▶ **Exercise brief**:
What number of lines in the material contain the word "screenshot"? Give that number alone.

▶ **Material supplied**:
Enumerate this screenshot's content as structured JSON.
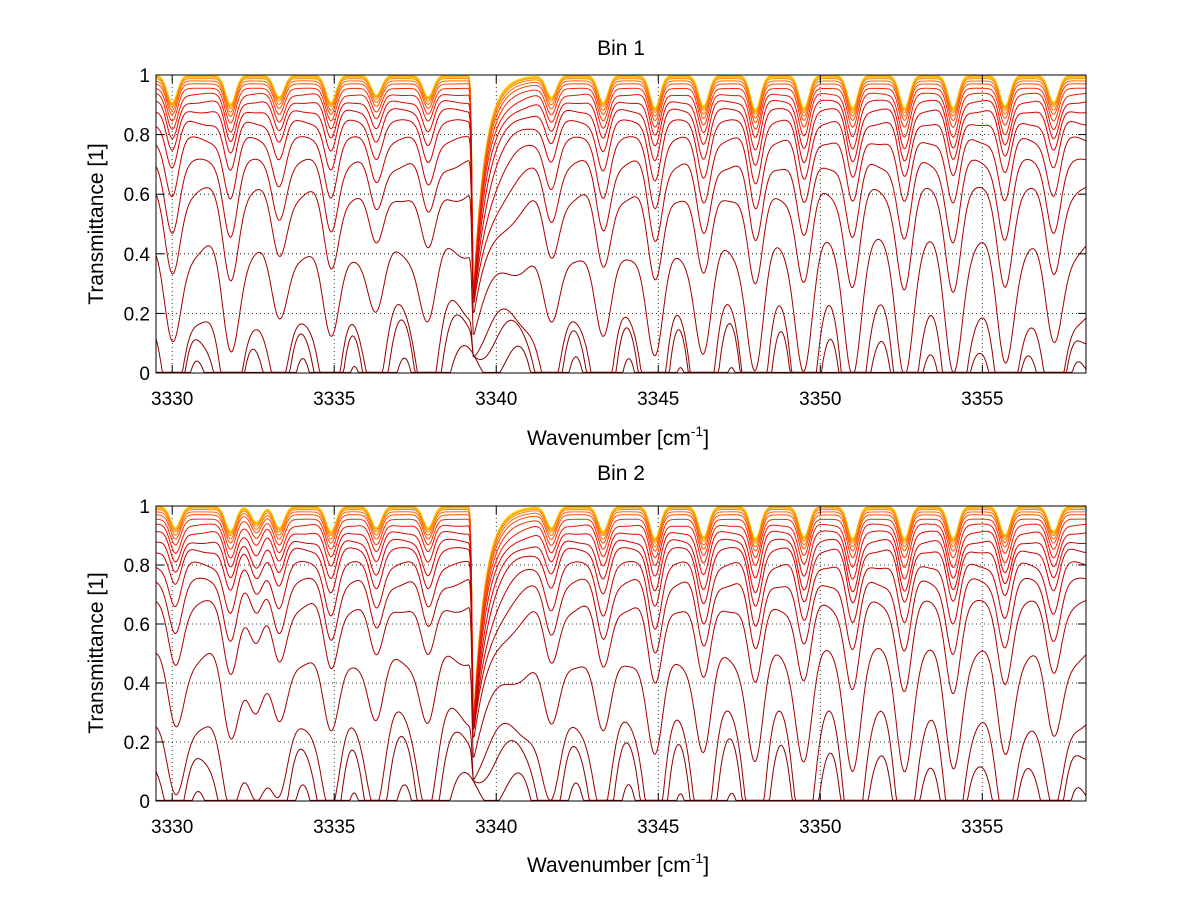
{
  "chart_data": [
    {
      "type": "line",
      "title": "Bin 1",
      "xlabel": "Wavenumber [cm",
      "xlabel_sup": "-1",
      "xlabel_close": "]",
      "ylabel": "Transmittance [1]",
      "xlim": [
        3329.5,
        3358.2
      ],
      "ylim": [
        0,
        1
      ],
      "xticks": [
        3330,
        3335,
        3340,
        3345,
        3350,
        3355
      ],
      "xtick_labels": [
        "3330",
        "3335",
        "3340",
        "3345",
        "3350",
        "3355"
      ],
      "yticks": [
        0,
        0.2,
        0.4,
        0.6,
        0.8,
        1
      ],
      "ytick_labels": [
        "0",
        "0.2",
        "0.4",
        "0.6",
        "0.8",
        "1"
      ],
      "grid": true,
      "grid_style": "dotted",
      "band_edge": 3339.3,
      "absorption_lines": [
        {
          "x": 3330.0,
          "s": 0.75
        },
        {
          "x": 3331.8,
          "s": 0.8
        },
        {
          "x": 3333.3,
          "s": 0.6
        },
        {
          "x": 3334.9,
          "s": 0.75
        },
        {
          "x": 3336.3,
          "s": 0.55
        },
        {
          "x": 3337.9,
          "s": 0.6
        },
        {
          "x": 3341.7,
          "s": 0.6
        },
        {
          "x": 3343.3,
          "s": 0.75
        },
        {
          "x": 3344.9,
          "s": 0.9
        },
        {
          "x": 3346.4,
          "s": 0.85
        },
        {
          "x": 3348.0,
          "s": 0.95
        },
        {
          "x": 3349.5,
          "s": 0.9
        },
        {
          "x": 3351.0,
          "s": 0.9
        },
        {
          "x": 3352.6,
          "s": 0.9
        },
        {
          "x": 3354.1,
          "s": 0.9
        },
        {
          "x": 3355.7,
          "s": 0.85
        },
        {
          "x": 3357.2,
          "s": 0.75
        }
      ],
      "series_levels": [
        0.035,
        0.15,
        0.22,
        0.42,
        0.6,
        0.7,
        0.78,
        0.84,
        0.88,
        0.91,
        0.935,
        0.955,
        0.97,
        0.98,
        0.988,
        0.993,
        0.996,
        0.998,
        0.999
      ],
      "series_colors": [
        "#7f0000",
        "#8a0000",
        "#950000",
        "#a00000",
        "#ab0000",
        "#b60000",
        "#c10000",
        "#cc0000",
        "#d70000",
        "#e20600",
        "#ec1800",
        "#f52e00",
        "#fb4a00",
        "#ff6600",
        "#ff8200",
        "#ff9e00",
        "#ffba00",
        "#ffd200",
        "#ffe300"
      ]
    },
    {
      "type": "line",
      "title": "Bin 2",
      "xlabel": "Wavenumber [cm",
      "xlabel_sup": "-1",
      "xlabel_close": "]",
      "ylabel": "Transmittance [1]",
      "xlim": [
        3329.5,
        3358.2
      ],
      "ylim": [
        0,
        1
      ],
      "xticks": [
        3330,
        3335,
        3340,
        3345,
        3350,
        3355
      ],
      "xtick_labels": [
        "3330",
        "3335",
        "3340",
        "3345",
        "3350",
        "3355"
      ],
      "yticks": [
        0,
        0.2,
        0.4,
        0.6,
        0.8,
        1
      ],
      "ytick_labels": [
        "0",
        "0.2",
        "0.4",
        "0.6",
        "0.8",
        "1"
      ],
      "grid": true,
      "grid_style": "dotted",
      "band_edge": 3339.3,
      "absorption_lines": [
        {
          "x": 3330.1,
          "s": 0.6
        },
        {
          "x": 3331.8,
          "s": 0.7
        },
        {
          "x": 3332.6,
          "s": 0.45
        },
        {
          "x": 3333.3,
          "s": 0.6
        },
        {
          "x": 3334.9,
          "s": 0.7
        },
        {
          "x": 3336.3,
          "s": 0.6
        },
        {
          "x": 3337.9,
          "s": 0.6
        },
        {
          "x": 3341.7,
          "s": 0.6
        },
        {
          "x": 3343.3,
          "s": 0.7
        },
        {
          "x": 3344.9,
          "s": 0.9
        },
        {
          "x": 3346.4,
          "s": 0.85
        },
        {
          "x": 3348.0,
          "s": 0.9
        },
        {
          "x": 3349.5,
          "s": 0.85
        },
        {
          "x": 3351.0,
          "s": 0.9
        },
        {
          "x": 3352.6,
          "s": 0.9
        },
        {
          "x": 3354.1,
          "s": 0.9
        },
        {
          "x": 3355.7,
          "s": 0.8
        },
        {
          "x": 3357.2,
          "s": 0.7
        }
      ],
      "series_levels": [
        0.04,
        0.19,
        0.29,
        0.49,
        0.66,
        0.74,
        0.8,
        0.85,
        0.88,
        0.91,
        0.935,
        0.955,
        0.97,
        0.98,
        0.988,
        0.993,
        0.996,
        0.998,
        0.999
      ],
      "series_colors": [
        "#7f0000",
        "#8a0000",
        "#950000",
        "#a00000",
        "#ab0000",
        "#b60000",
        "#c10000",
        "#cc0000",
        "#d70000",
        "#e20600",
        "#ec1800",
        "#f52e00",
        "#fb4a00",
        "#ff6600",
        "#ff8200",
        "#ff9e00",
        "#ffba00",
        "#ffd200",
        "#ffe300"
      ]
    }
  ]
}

==

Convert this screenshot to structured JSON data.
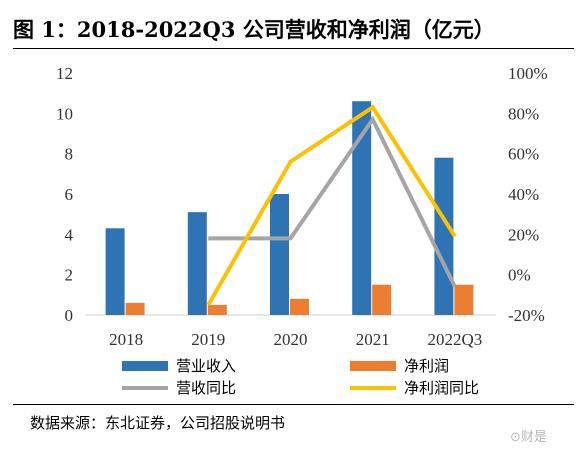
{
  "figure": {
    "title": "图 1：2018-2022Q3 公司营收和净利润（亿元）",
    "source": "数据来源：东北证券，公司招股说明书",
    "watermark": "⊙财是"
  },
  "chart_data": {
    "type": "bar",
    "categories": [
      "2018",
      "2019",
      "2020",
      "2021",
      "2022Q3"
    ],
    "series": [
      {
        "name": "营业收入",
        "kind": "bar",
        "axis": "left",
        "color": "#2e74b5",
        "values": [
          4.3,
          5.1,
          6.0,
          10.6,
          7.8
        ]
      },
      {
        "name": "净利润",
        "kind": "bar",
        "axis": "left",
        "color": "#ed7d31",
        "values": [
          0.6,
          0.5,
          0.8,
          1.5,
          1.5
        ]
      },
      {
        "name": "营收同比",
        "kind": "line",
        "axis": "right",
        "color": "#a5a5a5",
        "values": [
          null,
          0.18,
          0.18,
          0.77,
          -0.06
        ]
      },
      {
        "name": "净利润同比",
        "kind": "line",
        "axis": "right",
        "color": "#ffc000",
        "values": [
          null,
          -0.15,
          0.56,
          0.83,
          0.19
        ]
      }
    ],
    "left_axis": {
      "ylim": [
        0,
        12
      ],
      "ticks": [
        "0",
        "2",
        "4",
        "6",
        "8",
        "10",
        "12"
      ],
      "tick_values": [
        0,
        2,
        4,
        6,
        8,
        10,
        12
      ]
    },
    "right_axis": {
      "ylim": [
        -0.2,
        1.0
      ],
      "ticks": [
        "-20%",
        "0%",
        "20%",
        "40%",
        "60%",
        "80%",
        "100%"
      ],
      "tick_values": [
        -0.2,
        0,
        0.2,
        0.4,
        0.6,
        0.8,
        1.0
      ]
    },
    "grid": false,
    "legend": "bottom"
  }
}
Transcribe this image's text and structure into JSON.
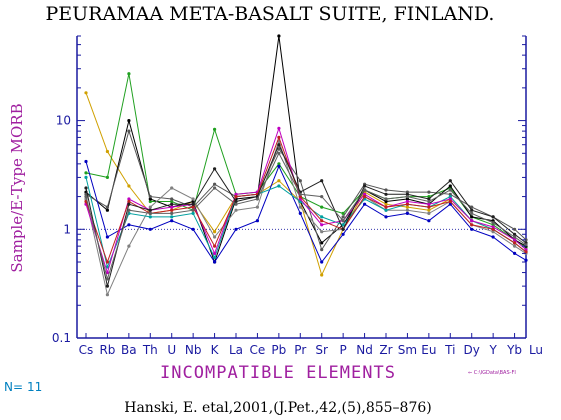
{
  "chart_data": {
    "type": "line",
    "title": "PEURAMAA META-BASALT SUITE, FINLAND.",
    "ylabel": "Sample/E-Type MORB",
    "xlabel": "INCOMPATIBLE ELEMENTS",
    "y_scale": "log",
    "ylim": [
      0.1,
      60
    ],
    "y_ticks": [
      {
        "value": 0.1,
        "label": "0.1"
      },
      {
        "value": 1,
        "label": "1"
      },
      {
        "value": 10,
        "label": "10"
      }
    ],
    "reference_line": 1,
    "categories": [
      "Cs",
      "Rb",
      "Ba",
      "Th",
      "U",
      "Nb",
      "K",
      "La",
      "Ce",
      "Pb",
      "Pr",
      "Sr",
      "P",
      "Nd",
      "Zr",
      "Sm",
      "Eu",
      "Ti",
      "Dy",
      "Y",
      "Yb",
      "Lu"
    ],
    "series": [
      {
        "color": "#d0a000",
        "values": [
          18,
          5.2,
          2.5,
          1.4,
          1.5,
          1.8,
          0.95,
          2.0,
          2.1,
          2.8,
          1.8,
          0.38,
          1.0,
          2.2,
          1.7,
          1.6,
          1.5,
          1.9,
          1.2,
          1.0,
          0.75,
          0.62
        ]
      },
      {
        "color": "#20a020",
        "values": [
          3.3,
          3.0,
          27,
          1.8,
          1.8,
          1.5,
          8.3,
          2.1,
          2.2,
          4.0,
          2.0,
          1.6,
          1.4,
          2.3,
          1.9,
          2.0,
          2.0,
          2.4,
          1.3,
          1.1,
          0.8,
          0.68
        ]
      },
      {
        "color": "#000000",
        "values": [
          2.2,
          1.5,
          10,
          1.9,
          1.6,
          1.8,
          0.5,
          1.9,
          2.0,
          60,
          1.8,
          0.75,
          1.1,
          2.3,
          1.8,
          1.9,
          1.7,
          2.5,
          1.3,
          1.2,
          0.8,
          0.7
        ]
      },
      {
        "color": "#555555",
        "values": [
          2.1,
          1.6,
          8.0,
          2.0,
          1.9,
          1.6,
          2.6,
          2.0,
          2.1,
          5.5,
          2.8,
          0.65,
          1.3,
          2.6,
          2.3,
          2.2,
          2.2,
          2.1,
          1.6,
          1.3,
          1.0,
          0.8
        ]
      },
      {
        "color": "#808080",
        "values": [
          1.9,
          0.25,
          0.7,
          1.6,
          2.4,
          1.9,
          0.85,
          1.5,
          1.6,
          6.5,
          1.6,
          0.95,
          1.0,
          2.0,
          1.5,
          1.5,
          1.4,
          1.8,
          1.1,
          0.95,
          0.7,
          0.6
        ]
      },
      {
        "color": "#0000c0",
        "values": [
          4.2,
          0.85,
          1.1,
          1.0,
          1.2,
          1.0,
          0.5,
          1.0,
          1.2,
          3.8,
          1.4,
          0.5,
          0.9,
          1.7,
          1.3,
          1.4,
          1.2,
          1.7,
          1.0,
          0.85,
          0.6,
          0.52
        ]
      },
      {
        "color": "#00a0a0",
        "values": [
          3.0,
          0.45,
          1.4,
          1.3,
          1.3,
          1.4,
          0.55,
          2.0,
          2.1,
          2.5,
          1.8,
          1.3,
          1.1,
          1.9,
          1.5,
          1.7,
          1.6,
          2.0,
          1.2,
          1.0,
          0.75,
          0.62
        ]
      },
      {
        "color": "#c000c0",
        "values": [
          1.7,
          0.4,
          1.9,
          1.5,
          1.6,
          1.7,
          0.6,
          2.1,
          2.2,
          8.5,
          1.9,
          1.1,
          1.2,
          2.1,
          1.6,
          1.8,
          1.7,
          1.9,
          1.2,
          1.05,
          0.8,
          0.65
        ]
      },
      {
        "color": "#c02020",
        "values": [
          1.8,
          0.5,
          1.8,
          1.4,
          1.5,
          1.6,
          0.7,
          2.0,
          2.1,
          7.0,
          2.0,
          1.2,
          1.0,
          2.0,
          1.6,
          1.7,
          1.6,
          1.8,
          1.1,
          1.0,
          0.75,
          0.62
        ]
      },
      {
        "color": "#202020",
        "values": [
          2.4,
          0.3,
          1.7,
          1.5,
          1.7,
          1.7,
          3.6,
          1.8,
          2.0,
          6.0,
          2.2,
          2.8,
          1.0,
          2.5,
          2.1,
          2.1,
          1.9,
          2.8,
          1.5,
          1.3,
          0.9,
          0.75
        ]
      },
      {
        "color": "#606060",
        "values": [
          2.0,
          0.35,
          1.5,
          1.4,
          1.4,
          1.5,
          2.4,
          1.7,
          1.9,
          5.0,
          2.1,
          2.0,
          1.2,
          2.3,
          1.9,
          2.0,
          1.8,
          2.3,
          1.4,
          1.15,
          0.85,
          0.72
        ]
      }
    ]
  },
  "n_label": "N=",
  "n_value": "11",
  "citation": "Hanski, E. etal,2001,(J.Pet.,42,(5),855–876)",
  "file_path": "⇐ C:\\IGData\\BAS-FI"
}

▶ **Reply**:
2